▶ INSTRUCTIONS FOR THE TASK
Each line of the material must be returned exactly.

• • • • •

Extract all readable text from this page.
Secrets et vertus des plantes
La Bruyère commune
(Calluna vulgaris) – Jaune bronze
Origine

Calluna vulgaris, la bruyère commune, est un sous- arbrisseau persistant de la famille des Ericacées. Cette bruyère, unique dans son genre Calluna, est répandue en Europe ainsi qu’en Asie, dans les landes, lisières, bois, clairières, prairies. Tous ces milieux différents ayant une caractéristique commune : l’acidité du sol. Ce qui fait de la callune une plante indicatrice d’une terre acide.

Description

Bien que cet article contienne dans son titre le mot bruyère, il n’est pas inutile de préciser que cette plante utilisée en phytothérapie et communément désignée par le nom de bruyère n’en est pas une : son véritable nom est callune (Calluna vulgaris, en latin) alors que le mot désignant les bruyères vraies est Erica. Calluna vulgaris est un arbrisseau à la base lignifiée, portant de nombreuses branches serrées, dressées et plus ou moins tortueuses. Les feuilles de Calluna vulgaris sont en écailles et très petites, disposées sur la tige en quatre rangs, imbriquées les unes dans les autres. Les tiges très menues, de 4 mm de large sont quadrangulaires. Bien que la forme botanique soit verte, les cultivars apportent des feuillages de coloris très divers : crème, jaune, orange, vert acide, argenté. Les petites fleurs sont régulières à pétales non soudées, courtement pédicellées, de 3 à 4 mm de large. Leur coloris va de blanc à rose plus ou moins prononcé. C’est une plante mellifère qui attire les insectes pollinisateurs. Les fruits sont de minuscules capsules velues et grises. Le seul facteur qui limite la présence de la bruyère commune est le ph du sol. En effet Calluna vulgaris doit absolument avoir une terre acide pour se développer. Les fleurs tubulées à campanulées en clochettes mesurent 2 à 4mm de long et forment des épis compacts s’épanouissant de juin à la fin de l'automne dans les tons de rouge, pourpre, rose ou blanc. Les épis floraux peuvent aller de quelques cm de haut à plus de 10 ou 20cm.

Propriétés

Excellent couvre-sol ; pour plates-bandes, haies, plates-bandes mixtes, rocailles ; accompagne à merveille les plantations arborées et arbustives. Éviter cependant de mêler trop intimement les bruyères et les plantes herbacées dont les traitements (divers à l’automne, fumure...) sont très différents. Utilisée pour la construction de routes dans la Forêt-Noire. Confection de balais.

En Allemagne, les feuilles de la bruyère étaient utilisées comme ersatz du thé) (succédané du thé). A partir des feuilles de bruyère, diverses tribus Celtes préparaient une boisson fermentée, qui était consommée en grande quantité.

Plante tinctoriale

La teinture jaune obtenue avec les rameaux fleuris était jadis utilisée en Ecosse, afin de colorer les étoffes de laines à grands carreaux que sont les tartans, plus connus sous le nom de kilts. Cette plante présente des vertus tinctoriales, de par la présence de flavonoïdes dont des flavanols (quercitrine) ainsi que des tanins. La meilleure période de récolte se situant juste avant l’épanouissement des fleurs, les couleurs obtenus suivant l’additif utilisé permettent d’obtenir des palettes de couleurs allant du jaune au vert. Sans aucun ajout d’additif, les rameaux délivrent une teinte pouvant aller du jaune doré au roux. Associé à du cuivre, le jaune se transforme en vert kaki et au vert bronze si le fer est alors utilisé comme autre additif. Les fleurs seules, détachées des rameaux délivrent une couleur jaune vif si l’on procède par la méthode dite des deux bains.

• • • • •

▶ THE SOLUTION
Extract all readable text from this page.
Secrets et vertus des plantes
La Bruyère commune
(Calluna vulgaris) – Jaune bronze
Origine

Calluna vulgaris, la bruyère commune, est un sous- arbrisseau persistant de la famille des Ericacées. Cette bruyère, unique dans son genre Calluna, est répandue en Europe ainsi qu’en Asie, dans les landes, lisières, bois, clairières, prairies. Tous ces milieux différents ayant une caractéristique commune : l’acidité du sol. Ce qui fait de la callune une plante indicatrice d’une terre acide.

Description

Bien que cet article contienne dans son titre le mot bruyère, il n’est pas inutile de préciser que cette plante utilisée en phytothérapie et communément désignée par le nom de bruyère n’en est pas une : son véritable nom est callune (Calluna vulgaris, en latin) alors que le mot désignant les bruyères vraies est Erica. Calluna vulgaris est un arbrisseau à la base lignifiée, portant de nombreuses branches serrées, dressées et plus ou moins tortueuses. Les feuilles de Calluna vulgaris sont en écailles et très petites, disposées sur la tige en quatre rangs, imbriquées les unes dans les autres. Les tiges très menues, de 4 mm de large sont quadrangulaires. Bien que la forme botanique soit verte, les cultivars apportent des feuillages de coloris très divers : crème, jaune, orange, vert acide, argenté. Les petites fleurs sont régulières à pétales non soudées, courtement pédicellées, de 3 à 4 mm de large. Leur coloris va de blanc à rose plus ou moins prononcé. C’est une plante mellifère qui attire les insectes pollinisateurs. Les fruits sont de minuscules capsules velues et grises. Le seul facteur qui limite la présence de la bruyère commune est le ph du sol. En effet Calluna vulgaris doit absolument avoir une terre acide pour se développer. Les fleurs tubulées à campanulées en clochettes mesurent 2 à 4mm de long et forment des épis compacts s’épanouissant de juin à la fin de l'automne dans les tons de rouge, pourpre, rose ou blanc. Les épis floraux peuvent aller de quelques cm de haut à plus de 10 ou 20cm.

Propriétés

Excellent couvre-sol ; pour plates-bandes, haies, plates-bandes mixtes, rocailles ; accompagne à merveille les plantations arborées et arbustives. Éviter cependant de mêler trop intimement les bruyères et les plantes herbacées dont les traitements (divers à l’automne, fumure...) sont très différents. Utilisée pour la construction de routes dans la Forêt-Noire. Confection de balais.

En Allemagne, les feuilles de la bruyère étaient utilisées comme ersatz du thé) (succédané du thé). A partir des feuilles de bruyère, diverses tribus Celtes préparaient une boisson fermentée, qui était consommée en grande quantité.

Plante tinctoriale

La teinture jaune obtenue avec les rameaux fleuris était jadis utilisée en Ecosse, afin de colorer les étoffes de laines à grands carreaux que sont les tartans, plus connus sous le nom de kilts. Cette plante présente des vertus tinctoriales, de par la présence de flavonoïdes dont des flavanols (quercitrine) ainsi que des tanins. La meilleure période de récolte se situant juste avant l’épanouissement des fleurs, les couleurs obtenus suivant l’additif utilisé permettent d’obtenir des palettes de couleurs allant du jaune au vert. Sans aucun ajout d’additif, les rameaux délivrent une teinte pouvant aller du jaune doré au roux. Associé à du cuivre, le jaune se transforme en vert kaki et au vert bronze si le fer est alors utilisé comme autre additif. Les fleurs seules, détachées des rameaux délivrent une couleur jaune vif si l’on procède par la méthode dite des deux bains.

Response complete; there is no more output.